Exercise: Reproduce all of the data exactly.

Dataset records:
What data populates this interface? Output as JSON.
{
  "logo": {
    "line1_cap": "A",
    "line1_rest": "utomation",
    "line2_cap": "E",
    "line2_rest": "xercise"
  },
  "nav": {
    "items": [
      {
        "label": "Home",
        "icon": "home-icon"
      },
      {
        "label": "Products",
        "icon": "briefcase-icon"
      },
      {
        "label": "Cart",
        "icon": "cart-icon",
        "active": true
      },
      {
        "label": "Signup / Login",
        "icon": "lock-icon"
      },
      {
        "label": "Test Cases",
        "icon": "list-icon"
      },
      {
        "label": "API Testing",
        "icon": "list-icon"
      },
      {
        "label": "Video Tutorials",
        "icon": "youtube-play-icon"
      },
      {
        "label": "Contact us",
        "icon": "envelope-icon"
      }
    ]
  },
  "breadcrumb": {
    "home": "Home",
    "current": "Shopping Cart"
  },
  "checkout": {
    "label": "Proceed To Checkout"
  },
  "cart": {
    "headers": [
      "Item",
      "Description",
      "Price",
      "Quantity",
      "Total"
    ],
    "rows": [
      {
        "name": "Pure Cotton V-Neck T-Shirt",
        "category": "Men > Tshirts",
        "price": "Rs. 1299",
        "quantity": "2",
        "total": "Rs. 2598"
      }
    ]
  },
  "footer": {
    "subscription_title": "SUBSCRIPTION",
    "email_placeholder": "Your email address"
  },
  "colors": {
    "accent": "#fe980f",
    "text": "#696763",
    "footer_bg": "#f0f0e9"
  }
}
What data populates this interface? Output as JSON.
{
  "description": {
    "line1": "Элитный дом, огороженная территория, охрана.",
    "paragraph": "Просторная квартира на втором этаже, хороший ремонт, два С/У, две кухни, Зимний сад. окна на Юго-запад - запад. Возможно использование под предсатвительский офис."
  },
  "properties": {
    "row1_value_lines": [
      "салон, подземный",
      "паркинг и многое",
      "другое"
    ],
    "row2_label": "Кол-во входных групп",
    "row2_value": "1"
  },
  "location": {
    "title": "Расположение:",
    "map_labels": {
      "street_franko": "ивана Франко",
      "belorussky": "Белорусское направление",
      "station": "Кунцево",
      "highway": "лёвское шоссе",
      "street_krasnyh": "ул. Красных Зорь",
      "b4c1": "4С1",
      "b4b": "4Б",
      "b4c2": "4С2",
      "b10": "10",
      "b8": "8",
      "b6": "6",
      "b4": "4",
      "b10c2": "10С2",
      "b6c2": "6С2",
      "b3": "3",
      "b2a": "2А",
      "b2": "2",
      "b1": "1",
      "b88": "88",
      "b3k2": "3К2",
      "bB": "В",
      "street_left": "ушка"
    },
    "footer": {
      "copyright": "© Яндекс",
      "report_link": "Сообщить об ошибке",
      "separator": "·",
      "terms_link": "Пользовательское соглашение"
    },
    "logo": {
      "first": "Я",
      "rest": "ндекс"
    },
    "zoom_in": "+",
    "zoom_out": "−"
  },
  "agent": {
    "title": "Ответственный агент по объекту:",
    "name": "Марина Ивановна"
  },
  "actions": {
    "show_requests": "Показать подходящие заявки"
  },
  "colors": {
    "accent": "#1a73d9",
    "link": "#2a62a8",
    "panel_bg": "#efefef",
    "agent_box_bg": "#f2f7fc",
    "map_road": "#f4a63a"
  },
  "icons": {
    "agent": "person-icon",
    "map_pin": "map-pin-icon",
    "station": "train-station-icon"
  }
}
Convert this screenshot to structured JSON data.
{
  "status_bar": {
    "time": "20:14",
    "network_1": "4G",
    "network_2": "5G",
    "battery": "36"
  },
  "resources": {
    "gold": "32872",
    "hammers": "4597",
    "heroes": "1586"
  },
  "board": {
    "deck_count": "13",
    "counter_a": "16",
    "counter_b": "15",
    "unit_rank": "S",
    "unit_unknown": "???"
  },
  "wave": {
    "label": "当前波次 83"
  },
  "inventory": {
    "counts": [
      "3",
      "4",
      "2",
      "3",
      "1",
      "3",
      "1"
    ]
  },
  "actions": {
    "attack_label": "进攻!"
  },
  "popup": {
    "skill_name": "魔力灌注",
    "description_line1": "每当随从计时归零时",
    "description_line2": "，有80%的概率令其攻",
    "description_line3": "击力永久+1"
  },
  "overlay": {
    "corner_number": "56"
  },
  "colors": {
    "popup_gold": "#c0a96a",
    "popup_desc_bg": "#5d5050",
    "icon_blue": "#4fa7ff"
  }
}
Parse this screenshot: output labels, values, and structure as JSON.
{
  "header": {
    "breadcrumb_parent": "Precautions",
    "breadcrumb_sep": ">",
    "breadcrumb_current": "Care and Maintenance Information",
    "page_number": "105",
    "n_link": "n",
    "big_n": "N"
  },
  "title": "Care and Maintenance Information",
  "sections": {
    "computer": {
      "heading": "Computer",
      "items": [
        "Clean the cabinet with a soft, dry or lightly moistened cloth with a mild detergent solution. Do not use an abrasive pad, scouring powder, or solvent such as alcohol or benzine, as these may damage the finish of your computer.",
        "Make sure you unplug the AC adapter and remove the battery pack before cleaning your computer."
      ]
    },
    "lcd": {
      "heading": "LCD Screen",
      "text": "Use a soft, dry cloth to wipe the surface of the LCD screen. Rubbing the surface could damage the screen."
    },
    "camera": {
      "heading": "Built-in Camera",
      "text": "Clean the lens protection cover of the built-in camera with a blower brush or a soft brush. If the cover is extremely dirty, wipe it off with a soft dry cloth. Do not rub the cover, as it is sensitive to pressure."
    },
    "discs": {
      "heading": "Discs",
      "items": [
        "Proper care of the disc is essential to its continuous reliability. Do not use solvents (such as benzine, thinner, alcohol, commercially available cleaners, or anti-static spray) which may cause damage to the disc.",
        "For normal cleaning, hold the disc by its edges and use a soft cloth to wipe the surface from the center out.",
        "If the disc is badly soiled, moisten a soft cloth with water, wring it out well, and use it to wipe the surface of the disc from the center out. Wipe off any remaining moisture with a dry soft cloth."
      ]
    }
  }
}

Reply:
What data populates this interface? Output as JSON.
{
  "logo": {
    "line1_cap": "A",
    "line1_rest": "utomation",
    "line2_cap": "E",
    "line2_rest": "xercise"
  },
  "nav": {
    "items": [
      {
        "label": "Home",
        "icon": "home-icon"
      },
      {
        "label": "Products",
        "icon": "briefcase-icon"
      },
      {
        "label": "Cart",
        "icon": "cart-icon",
        "active": true
      },
      {
        "label": "Signup / Login",
        "icon": "lock-icon"
      },
      {
        "label": "Test Cases",
        "icon": "list-icon"
      },
      {
        "label": "API Testing",
        "icon": "list-icon"
      },
      {
        "label": "Video Tutorials",
        "icon": "youtube-play-icon"
      },
      {
        "label": "Contact us",
        "icon": "envelope-icon"
      }
    ]
  },
  "breadcrumb": {
    "home": "Home",
    "current": "Shopping Cart"
  },
  "checkout": {
    "label": "Proceed To Checkout"
  },
  "cart": {
    "headers": [
      "Item",
      "Description",
      "Price",
      "Quantity",
      "Total"
    ],
    "rows": [
      {
        "name": "Pure Cotton V-Neck T-Shirt",
        "category": "Men > Tshirts",
        "price": "Rs. 1299",
        "quantity": "2",
        "total": "Rs. 2598"
      }
    ]
  },
  "footer": {
    "subscription_title": "SUBSCRIPTION",
    "email_placeholder": "Your email address"
  },
  "colors": {
    "accent": "#fe980f",
    "text": "#696763",
    "footer_bg": "#f0f0e9"
  }
}
What data populates this interface? Output as JSON.
{
  "description": {
    "line1": "Элитный дом, огороженная территория, охрана.",
    "paragraph": "Просторная квартира на втором этаже, хороший ремонт, два С/У, две кухни, Зимний сад. окна на Юго-запад - запад. Возможно использование под предсатвительский офис."
  },
  "properties": {
    "row1_value_lines": [
      "салон, подземный",
      "паркинг и многое",
      "другое"
    ],
    "row2_label": "Кол-во входных групп",
    "row2_value": "1"
  },
  "location": {
    "title": "Расположение:",
    "map_labels": {
      "street_franko": "ивана Франко",
      "belorussky": "Белорусское направление",
      "station": "Кунцево",
      "highway": "лёвское шоссе",
      "street_krasnyh": "ул. Красных Зорь",
      "b4c1": "4С1",
      "b4b": "4Б",
      "b4c2": "4С2",
      "b10": "10",
      "b8": "8",
      "b6": "6",
      "b4": "4",
      "b10c2": "10С2",
      "b6c2": "6С2",
      "b3": "3",
      "b2a": "2А",
      "b2": "2",
      "b1": "1",
      "b88": "88",
      "b3k2": "3К2",
      "bB": "В",
      "street_left": "ушка"
    },
    "footer": {
      "copyright": "© Яндекс",
      "report_link": "Сообщить об ошибке",
      "separator": "·",
      "terms_link": "Пользовательское соглашение"
    },
    "logo": {
      "first": "Я",
      "rest": "ндекс"
    },
    "zoom_in": "+",
    "zoom_out": "−"
  },
  "agent": {
    "title": "Ответственный агент по объекту:",
    "name": "Марина Ивановна"
  },
  "actions": {
    "show_requests": "Показать подходящие заявки"
  },
  "colors": {
    "accent": "#1a73d9",
    "link": "#2a62a8",
    "panel_bg": "#efefef",
    "agent_box_bg": "#f2f7fc",
    "map_road": "#f4a63a"
  },
  "icons": {
    "agent": "person-icon",
    "map_pin": "map-pin-icon",
    "station": "train-station-icon"
  }
}
Convert this screenshot to structured JSON data.
{
  "status_bar": {
    "time": "20:14",
    "network_1": "4G",
    "network_2": "5G",
    "battery": "36"
  },
  "resources": {
    "gold": "32872",
    "hammers": "4597",
    "heroes": "1586"
  },
  "board": {
    "deck_count": "13",
    "counter_a": "16",
    "counter_b": "15",
    "unit_rank": "S",
    "unit_unknown": "???"
  },
  "wave": {
    "label": "当前波次 83"
  },
  "inventory": {
    "counts": [
      "3",
      "4",
      "2",
      "3",
      "1",
      "3",
      "1"
    ]
  },
  "actions": {
    "attack_label": "进攻!"
  },
  "popup": {
    "skill_name": "魔力灌注",
    "description_line1": "每当随从计时归零时",
    "description_line2": "，有80%的概率令其攻",
    "description_line3": "击力永久+1"
  },
  "overlay": {
    "corner_number": "56"
  },
  "colors": {
    "popup_gold": "#c0a96a",
    "popup_desc_bg": "#5d5050",
    "icon_blue": "#4fa7ff"
  }
}
Parse this screenshot: output labels, values, and structure as JSON.
{
  "header": {
    "breadcrumb_parent": "Precautions",
    "breadcrumb_sep": ">",
    "breadcrumb_current": "Care and Maintenance Information",
    "page_number": "105",
    "n_link": "n",
    "big_n": "N"
  },
  "title": "Care and Maintenance Information",
  "sections": {
    "computer": {
      "heading": "Computer",
      "items": [
        "Clean the cabinet with a soft, dry or lightly moistened cloth with a mild detergent solution. Do not use an abrasive pad, scouring powder, or solvent such as alcohol or benzine, as these may damage the finish of your computer.",
        "Make sure you unplug the AC adapter and remove the battery pack before cleaning your computer."
      ]
    },
    "lcd": {
      "heading": "LCD Screen",
      "text": "Use a soft, dry cloth to wipe the surface of the LCD screen. Rubbing the surface could damage the screen."
    },
    "camera": {
      "heading": "Built-in Camera",
      "text": "Clean the lens protection cover of the built-in camera with a blower brush or a soft brush. If the cover is extremely dirty, wipe it off with a soft dry cloth. Do not rub the cover, as it is sensitive to pressure."
    },
    "discs": {
      "heading": "Discs",
      "items": [
        "Proper care of the disc is essential to its continuous reliability. Do not use solvents (such as benzine, thinner, alcohol, commercially available cleaners, or anti-static spray) which may cause damage to the disc.",
        "For normal cleaning, hold the disc by its edges and use a soft cloth to wipe the surface from the center out.",
        "If the disc is badly soiled, moisten a soft cloth with water, wring it out well, and use it to wipe the surface of the disc from the center out. Wipe off any remaining moisture with a dry soft cloth."
      ]
    }
  }
}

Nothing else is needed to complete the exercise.